GIVEN REQUEST = In the material below, find all lines with the string "Hitunglah" and copy them.
— start of DATA EXTRACT —
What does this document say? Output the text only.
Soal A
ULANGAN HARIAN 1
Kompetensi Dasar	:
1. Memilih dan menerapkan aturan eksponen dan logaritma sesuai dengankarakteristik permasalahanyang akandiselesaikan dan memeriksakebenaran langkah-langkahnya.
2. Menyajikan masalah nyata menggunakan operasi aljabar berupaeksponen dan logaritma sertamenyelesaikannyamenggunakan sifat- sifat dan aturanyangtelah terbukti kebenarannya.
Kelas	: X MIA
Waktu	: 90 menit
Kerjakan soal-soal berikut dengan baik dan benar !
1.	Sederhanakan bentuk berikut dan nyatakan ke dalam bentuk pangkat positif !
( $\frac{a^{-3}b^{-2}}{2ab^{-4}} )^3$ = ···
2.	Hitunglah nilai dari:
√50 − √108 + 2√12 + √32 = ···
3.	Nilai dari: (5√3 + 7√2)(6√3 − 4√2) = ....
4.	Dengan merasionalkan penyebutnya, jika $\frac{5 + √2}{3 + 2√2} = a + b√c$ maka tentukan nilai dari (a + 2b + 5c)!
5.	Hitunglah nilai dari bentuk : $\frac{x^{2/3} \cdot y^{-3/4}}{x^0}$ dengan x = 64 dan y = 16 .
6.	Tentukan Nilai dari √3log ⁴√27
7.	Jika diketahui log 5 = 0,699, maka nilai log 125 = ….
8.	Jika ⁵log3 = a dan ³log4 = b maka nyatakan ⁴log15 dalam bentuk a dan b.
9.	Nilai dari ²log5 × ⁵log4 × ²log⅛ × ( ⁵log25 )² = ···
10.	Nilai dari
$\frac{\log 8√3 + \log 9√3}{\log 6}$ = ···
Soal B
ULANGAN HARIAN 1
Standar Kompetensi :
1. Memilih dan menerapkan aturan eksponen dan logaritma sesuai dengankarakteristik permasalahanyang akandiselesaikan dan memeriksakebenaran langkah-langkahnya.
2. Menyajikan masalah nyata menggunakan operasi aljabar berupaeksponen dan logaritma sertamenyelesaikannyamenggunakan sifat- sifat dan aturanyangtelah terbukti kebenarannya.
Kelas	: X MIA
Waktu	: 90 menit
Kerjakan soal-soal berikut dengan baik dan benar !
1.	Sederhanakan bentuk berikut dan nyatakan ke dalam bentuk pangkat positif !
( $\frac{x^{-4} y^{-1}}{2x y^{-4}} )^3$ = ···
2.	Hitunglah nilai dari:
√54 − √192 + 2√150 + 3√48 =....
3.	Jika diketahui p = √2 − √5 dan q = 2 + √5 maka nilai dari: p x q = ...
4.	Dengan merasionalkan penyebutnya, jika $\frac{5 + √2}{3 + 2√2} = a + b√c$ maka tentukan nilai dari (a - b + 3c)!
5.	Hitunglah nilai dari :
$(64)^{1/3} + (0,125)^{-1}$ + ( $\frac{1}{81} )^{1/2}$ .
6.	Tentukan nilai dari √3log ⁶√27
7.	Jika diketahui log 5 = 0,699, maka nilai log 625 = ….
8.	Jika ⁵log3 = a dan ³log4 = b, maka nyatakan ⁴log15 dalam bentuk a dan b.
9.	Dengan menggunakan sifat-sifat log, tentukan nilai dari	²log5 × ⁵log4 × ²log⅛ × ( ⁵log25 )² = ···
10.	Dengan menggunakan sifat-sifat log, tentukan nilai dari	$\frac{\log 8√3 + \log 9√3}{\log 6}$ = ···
— end of DATA EXTRACT —
RIGHT ANSWER =
2.	Hitunglah nilai dari:
5.	Hitunglah nilai dari bentuk : $\frac{x^{2/3} \cdot y^{-3/4}}{x^0}$ dengan x = 64 dan y = 16 .
2.	Hitunglah nilai dari:
5.	Hitunglah nilai dari :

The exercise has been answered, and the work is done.